------ Record list
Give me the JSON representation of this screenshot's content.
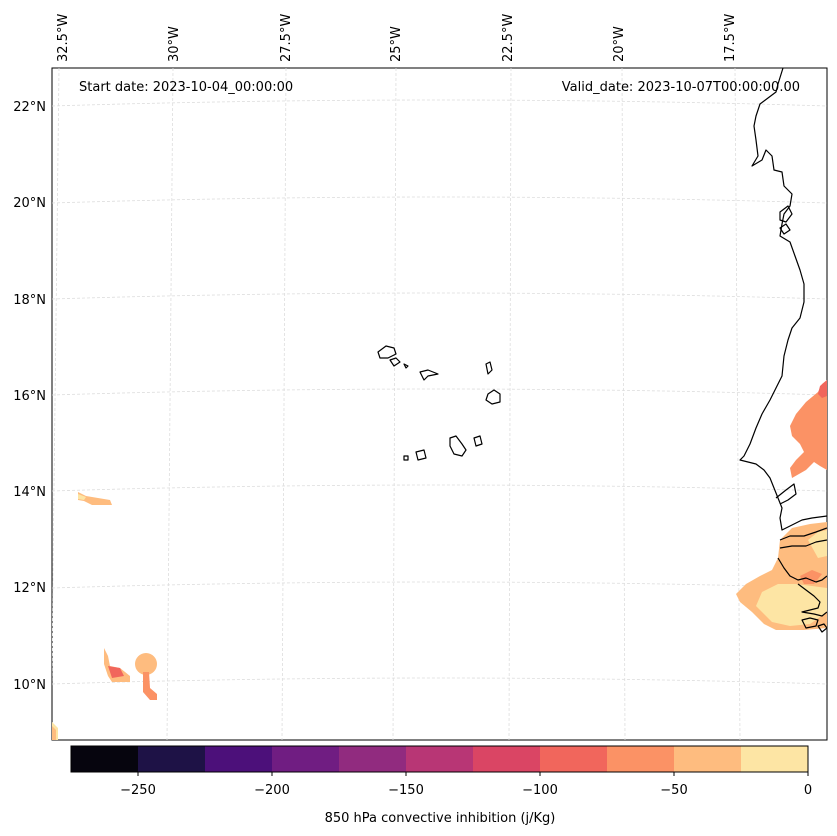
{
  "map": {
    "start_label": "Start date: 2023-10-04_00:00:00",
    "valid_label": "Valid_date: 2023-10-07T00:00:00.00",
    "lon_labels": [
      "32.5°W",
      "30°W",
      "27.5°W",
      "25°W",
      "22.5°W",
      "20°W",
      "17.5°W"
    ],
    "lat_labels": [
      "22°N",
      "20°N",
      "18°N",
      "16°N",
      "14°N",
      "12°N",
      "10°N"
    ],
    "gridline_color": "#dddddd",
    "coastline_color": "#000000"
  },
  "colorbar": {
    "label": "850 hPa convective inhibition (j/Kg)",
    "ticks": [
      "−250",
      "−200",
      "−150",
      "−100",
      "−50",
      "0"
    ],
    "range": [
      -275,
      0
    ],
    "levels": [
      -275,
      -250,
      -225,
      -200,
      -175,
      -150,
      -125,
      -100,
      -75,
      -50,
      -25,
      0
    ],
    "colors": [
      "#06050e",
      "#1e1246",
      "#4c107a",
      "#701d82",
      "#912b7f",
      "#b83675",
      "#da4564",
      "#f1665c",
      "#fb9265",
      "#febc7f",
      "#fde5a4"
    ]
  }
}
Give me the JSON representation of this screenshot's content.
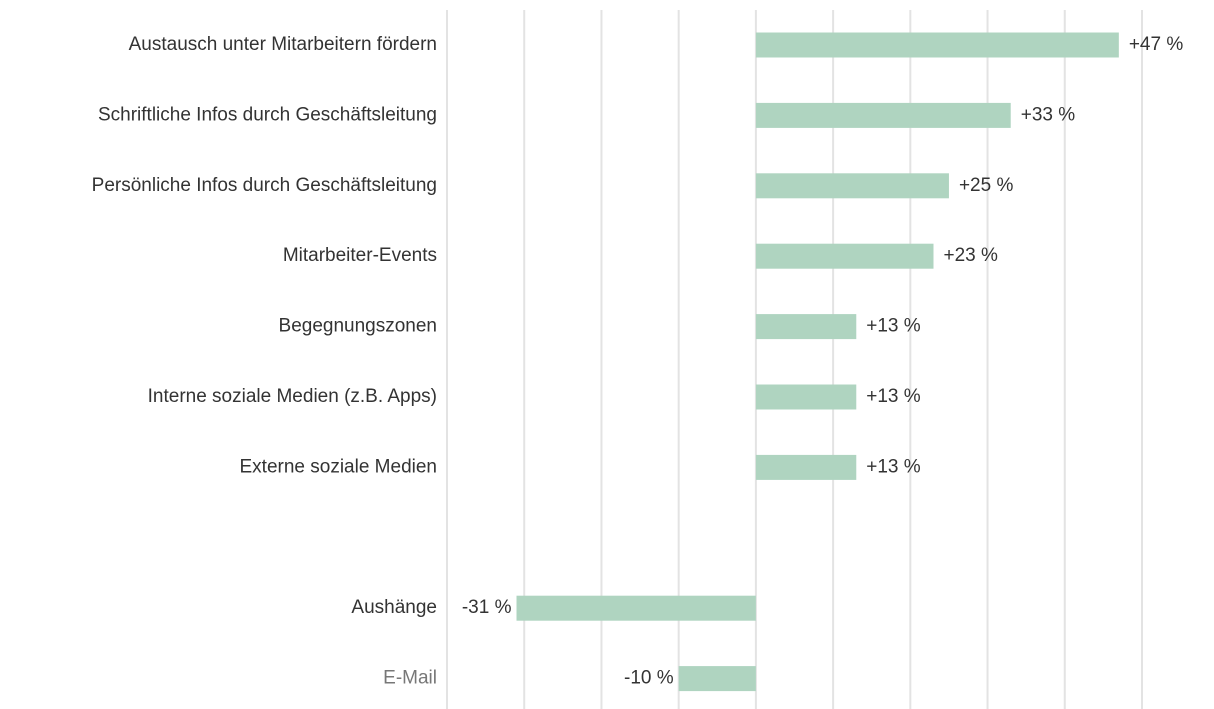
{
  "chart_data": {
    "type": "hbar",
    "categories": [
      "Austausch unter Mitarbeitern fördern",
      "Schriftliche Infos durch Geschäftsleitung",
      "Persönliche Infos durch Geschäftsleitung",
      "Mitarbeiter-Events",
      "Begegnungszonen",
      "Interne soziale Medien (z.B. Apps)",
      "Externe soziale Medien",
      null,
      "Aushänge",
      "E-Mail"
    ],
    "values": [
      47,
      33,
      25,
      23,
      13,
      13,
      13,
      null,
      -31,
      -10
    ],
    "value_labels": [
      "+47 %",
      "+33 %",
      "+25 %",
      "+23 %",
      "+13 %",
      "+13 %",
      "+13 %",
      null,
      "-31 %",
      "-10 %"
    ],
    "color": "#afd4c0",
    "xlim": [
      -40,
      50
    ],
    "xticks": [
      -40,
      -30,
      -20,
      -10,
      0,
      10,
      20,
      30,
      40,
      50
    ],
    "grid": true
  }
}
------------
__Problem requirements__
From the records given above, copy all lines containing "Infos".

__Task solution__
      "Schriftliche Infos durch Geschäftsleitung",
      "Persönliche Infos durch Geschäftsleitung",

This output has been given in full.